## WRITTEN REQUEST
Please give the listing again in its entirety, exactly as written.

## RECORDS TO USE
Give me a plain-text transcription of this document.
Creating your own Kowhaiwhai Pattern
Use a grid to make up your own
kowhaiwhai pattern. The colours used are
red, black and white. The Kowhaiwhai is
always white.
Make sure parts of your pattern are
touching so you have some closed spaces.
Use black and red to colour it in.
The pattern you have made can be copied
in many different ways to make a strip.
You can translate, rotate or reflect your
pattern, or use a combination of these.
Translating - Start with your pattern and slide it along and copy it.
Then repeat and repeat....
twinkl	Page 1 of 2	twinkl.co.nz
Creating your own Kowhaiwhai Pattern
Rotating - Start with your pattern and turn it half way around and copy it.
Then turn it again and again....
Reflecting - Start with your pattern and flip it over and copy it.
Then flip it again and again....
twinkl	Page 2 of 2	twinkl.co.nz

## OUTPUT OF THE TASK
Give me a plain-text transcription of this document.
Creating your own Kowhaiwhai Pattern
Use a grid to make up your own
kowhaiwhai pattern. The colours used are
red, black and white. The Kowhaiwhai is
always white.
Make sure parts of your pattern are
touching so you have some closed spaces.
Use black and red to colour it in.
The pattern you have made can be copied
in many different ways to make a strip.
You can translate, rotate or reflect your
pattern, or use a combination of these.
Translating - Start with your pattern and slide it along and copy it.
Then repeat and repeat....
twinkl	Page 1 of 2	twinkl.co.nz
Creating your own Kowhaiwhai Pattern
Rotating - Start with your pattern and turn it half way around and copy it.
Then turn it again and again....
Reflecting - Start with your pattern and flip it over and copy it.
Then flip it again and again....
twinkl	Page 2 of 2	twinkl.co.nz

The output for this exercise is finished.